→ TO DO:
Give the entries again, word for word.

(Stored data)
==========

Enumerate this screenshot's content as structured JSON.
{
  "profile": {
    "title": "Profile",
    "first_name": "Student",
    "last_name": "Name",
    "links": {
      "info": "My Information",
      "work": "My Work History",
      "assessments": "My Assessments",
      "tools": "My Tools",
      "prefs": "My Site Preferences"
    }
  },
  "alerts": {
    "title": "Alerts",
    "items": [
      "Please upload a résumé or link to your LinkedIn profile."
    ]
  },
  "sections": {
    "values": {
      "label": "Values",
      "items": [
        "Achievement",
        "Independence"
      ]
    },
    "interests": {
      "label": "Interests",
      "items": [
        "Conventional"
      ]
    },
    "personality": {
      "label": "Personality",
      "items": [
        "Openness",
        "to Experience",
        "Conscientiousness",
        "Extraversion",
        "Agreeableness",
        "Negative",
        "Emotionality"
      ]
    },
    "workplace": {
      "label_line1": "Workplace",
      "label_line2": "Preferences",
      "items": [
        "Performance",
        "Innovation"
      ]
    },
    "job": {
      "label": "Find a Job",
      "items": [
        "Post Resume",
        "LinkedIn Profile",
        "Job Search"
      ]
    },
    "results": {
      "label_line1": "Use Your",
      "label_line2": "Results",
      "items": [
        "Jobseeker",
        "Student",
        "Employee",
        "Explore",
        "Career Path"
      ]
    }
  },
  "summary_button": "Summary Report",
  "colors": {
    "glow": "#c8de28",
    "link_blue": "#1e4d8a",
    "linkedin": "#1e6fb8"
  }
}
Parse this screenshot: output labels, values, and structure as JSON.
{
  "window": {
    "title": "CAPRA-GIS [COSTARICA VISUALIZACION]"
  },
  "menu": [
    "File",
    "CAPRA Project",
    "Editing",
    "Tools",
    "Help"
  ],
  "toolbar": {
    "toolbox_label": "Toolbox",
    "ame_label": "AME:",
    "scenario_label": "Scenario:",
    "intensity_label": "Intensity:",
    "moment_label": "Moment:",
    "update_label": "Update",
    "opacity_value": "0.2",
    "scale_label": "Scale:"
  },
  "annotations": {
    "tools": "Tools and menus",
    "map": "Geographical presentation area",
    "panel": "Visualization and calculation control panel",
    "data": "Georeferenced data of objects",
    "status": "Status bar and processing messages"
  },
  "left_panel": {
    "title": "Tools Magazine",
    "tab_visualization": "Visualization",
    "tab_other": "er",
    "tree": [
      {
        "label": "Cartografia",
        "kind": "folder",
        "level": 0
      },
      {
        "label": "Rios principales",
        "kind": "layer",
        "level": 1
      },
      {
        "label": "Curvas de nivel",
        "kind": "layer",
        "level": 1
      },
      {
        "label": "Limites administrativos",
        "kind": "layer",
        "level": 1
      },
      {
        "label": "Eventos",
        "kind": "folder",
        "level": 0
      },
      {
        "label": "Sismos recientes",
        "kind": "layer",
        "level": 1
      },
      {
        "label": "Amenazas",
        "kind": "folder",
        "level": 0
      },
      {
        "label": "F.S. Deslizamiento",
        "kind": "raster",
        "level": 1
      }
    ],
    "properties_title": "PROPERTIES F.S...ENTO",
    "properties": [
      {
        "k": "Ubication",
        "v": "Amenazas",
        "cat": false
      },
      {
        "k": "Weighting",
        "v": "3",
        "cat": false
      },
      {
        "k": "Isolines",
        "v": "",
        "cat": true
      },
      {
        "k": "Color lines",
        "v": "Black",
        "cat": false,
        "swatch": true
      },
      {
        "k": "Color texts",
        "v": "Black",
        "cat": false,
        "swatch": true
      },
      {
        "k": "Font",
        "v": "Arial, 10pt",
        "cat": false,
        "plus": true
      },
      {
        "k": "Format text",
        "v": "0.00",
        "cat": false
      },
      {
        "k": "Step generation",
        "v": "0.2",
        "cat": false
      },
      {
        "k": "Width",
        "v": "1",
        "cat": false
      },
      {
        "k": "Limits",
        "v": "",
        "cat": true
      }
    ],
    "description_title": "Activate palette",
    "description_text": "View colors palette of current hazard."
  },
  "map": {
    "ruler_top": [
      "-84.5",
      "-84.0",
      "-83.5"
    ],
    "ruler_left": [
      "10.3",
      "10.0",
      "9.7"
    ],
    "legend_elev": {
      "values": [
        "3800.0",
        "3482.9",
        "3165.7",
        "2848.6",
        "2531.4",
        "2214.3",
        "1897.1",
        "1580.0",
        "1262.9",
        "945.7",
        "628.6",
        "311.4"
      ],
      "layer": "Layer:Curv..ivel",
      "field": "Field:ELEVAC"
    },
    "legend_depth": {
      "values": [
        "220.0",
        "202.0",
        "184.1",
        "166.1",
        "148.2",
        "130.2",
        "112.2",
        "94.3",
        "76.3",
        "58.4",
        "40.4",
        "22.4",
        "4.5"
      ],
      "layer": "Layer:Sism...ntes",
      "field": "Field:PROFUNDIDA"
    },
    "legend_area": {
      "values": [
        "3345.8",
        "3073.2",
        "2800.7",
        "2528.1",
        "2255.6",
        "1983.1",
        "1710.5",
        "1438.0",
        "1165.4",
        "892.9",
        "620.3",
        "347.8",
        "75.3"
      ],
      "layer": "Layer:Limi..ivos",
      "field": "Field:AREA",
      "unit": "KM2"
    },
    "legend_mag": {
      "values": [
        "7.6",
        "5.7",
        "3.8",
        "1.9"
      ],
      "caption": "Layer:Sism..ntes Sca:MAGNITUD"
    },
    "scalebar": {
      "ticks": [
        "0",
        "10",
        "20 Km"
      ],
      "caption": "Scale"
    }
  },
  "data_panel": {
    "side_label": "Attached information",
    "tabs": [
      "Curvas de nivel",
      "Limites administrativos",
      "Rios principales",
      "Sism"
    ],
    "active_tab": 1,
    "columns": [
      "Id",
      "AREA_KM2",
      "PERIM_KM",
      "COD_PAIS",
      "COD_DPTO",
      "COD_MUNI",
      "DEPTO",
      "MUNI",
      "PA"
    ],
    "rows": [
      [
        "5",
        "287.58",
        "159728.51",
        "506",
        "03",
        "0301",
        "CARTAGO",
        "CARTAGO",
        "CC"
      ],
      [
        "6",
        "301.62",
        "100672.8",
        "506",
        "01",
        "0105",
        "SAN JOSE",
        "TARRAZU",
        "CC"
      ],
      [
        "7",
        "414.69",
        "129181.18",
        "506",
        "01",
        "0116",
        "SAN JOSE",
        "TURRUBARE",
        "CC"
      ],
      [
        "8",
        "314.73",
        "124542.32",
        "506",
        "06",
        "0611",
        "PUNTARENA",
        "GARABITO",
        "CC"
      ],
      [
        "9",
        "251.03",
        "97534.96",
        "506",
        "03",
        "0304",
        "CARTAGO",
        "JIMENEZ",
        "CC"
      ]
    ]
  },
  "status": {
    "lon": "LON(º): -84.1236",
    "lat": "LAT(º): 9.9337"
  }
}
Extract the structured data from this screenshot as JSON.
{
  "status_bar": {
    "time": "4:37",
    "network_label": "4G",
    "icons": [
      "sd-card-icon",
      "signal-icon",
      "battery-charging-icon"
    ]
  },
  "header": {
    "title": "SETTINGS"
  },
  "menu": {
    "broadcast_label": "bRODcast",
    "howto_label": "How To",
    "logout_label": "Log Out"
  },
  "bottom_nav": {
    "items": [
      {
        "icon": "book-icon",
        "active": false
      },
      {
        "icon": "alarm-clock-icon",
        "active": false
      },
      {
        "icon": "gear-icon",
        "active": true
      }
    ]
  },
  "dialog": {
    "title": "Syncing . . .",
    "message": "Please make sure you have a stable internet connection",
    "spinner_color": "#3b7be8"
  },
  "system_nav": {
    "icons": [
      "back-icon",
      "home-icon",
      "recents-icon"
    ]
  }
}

==========

→ FULL RESPONSE:
Enumerate this screenshot's content as structured JSON.
{
  "profile": {
    "title": "Profile",
    "first_name": "Student",
    "last_name": "Name",
    "links": {
      "info": "My Information",
      "work": "My Work History",
      "assessments": "My Assessments",
      "tools": "My Tools",
      "prefs": "My Site Preferences"
    }
  },
  "alerts": {
    "title": "Alerts",
    "items": [
      "Please upload a résumé or link to your LinkedIn profile."
    ]
  },
  "sections": {
    "values": {
      "label": "Values",
      "items": [
        "Achievement",
        "Independence"
      ]
    },
    "interests": {
      "label": "Interests",
      "items": [
        "Conventional"
      ]
    },
    "personality": {
      "label": "Personality",
      "items": [
        "Openness",
        "to Experience",
        "Conscientiousness",
        "Extraversion",
        "Agreeableness",
        "Negative",
        "Emotionality"
      ]
    },
    "workplace": {
      "label_line1": "Workplace",
      "label_line2": "Preferences",
      "items": [
        "Performance",
        "Innovation"
      ]
    },
    "job": {
      "label": "Find a Job",
      "items": [
        "Post Resume",
        "LinkedIn Profile",
        "Job Search"
      ]
    },
    "results": {
      "label_line1": "Use Your",
      "label_line2": "Results",
      "items": [
        "Jobseeker",
        "Student",
        "Employee",
        "Explore",
        "Career Path"
      ]
    }
  },
  "summary_button": "Summary Report",
  "colors": {
    "glow": "#c8de28",
    "link_blue": "#1e4d8a",
    "linkedin": "#1e6fb8"
  }
}
Parse this screenshot: output labels, values, and structure as JSON.
{
  "window": {
    "title": "CAPRA-GIS [COSTARICA VISUALIZACION]"
  },
  "menu": [
    "File",
    "CAPRA Project",
    "Editing",
    "Tools",
    "Help"
  ],
  "toolbar": {
    "toolbox_label": "Toolbox",
    "ame_label": "AME:",
    "scenario_label": "Scenario:",
    "intensity_label": "Intensity:",
    "moment_label": "Moment:",
    "update_label": "Update",
    "opacity_value": "0.2",
    "scale_label": "Scale:"
  },
  "annotations": {
    "tools": "Tools and menus",
    "map": "Geographical presentation area",
    "panel": "Visualization and calculation control panel",
    "data": "Georeferenced data of objects",
    "status": "Status bar and processing messages"
  },
  "left_panel": {
    "title": "Tools Magazine",
    "tab_visualization": "Visualization",
    "tab_other": "er",
    "tree": [
      {
        "label": "Cartografia",
        "kind": "folder",
        "level": 0
      },
      {
        "label": "Rios principales",
        "kind": "layer",
        "level": 1
      },
      {
        "label": "Curvas de nivel",
        "kind": "layer",
        "level": 1
      },
      {
        "label": "Limites administrativos",
        "kind": "layer",
        "level": 1
      },
      {
        "label": "Eventos",
        "kind": "folder",
        "level": 0
      },
      {
        "label": "Sismos recientes",
        "kind": "layer",
        "level": 1
      },
      {
        "label": "Amenazas",
        "kind": "folder",
        "level": 0
      },
      {
        "label": "F.S. Deslizamiento",
        "kind": "raster",
        "level": 1
      }
    ],
    "properties_title": "PROPERTIES F.S...ENTO",
    "properties": [
      {
        "k": "Ubication",
        "v": "Amenazas",
        "cat": false
      },
      {
        "k": "Weighting",
        "v": "3",
        "cat": false
      },
      {
        "k": "Isolines",
        "v": "",
        "cat": true
      },
      {
        "k": "Color lines",
        "v": "Black",
        "cat": false,
        "swatch": true
      },
      {
        "k": "Color texts",
        "v": "Black",
        "cat": false,
        "swatch": true
      },
      {
        "k": "Font",
        "v": "Arial, 10pt",
        "cat": false,
        "plus": true
      },
      {
        "k": "Format text",
        "v": "0.00",
        "cat": false
      },
      {
        "k": "Step generation",
        "v": "0.2",
        "cat": false
      },
      {
        "k": "Width",
        "v": "1",
        "cat": false
      },
      {
        "k": "Limits",
        "v": "",
        "cat": true
      }
    ],
    "description_title": "Activate palette",
    "description_text": "View colors palette of current hazard."
  },
  "map": {
    "ruler_top": [
      "-84.5",
      "-84.0",
      "-83.5"
    ],
    "ruler_left": [
      "10.3",
      "10.0",
      "9.7"
    ],
    "legend_elev": {
      "values": [
        "3800.0",
        "3482.9",
        "3165.7",
        "2848.6",
        "2531.4",
        "2214.3",
        "1897.1",
        "1580.0",
        "1262.9",
        "945.7",
        "628.6",
        "311.4"
      ],
      "layer": "Layer:Curv..ivel",
      "field": "Field:ELEVAC"
    },
    "legend_depth": {
      "values": [
        "220.0",
        "202.0",
        "184.1",
        "166.1",
        "148.2",
        "130.2",
        "112.2",
        "94.3",
        "76.3",
        "58.4",
        "40.4",
        "22.4",
        "4.5"
      ],
      "layer": "Layer:Sism...ntes",
      "field": "Field:PROFUNDIDA"
    },
    "legend_area": {
      "values": [
        "3345.8",
        "3073.2",
        "2800.7",
        "2528.1",
        "2255.6",
        "1983.1",
        "1710.5",
        "1438.0",
        "1165.4",
        "892.9",
        "620.3",
        "347.8",
        "75.3"
      ],
      "layer": "Layer:Limi..ivos",
      "field": "Field:AREA",
      "unit": "KM2"
    },
    "legend_mag": {
      "values": [
        "7.6",
        "5.7",
        "3.8",
        "1.9"
      ],
      "caption": "Layer:Sism..ntes Sca:MAGNITUD"
    },
    "scalebar": {
      "ticks": [
        "0",
        "10",
        "20 Km"
      ],
      "caption": "Scale"
    }
  },
  "data_panel": {
    "side_label": "Attached information",
    "tabs": [
      "Curvas de nivel",
      "Limites administrativos",
      "Rios principales",
      "Sism"
    ],
    "active_tab": 1,
    "columns": [
      "Id",
      "AREA_KM2",
      "PERIM_KM",
      "COD_PAIS",
      "COD_DPTO",
      "COD_MUNI",
      "DEPTO",
      "MUNI",
      "PA"
    ],
    "rows": [
      [
        "5",
        "287.58",
        "159728.51",
        "506",
        "03",
        "0301",
        "CARTAGO",
        "CARTAGO",
        "CC"
      ],
      [
        "6",
        "301.62",
        "100672.8",
        "506",
        "01",
        "0105",
        "SAN JOSE",
        "TARRAZU",
        "CC"
      ],
      [
        "7",
        "414.69",
        "129181.18",
        "506",
        "01",
        "0116",
        "SAN JOSE",
        "TURRUBARE",
        "CC"
      ],
      [
        "8",
        "314.73",
        "124542.32",
        "506",
        "06",
        "0611",
        "PUNTARENA",
        "GARABITO",
        "CC"
      ],
      [
        "9",
        "251.03",
        "97534.96",
        "506",
        "03",
        "0304",
        "CARTAGO",
        "JIMENEZ",
        "CC"
      ]
    ]
  },
  "status": {
    "lon": "LON(º): -84.1236",
    "lat": "LAT(º): 9.9337"
  }
}
Extract the structured data from this screenshot as JSON.
{
  "status_bar": {
    "time": "4:37",
    "network_label": "4G",
    "icons": [
      "sd-card-icon",
      "signal-icon",
      "battery-charging-icon"
    ]
  },
  "header": {
    "title": "SETTINGS"
  },
  "menu": {
    "broadcast_label": "bRODcast",
    "howto_label": "How To",
    "logout_label": "Log Out"
  },
  "bottom_nav": {
    "items": [
      {
        "icon": "book-icon",
        "active": false
      },
      {
        "icon": "alarm-clock-icon",
        "active": false
      },
      {
        "icon": "gear-icon",
        "active": true
      }
    ]
  },
  "dialog": {
    "title": "Syncing . . .",
    "message": "Please make sure you have a stable internet connection",
    "spinner_color": "#3b7be8"
  },
  "system_nav": {
    "icons": [
      "back-icon",
      "home-icon",
      "recents-icon"
    ]
  }
}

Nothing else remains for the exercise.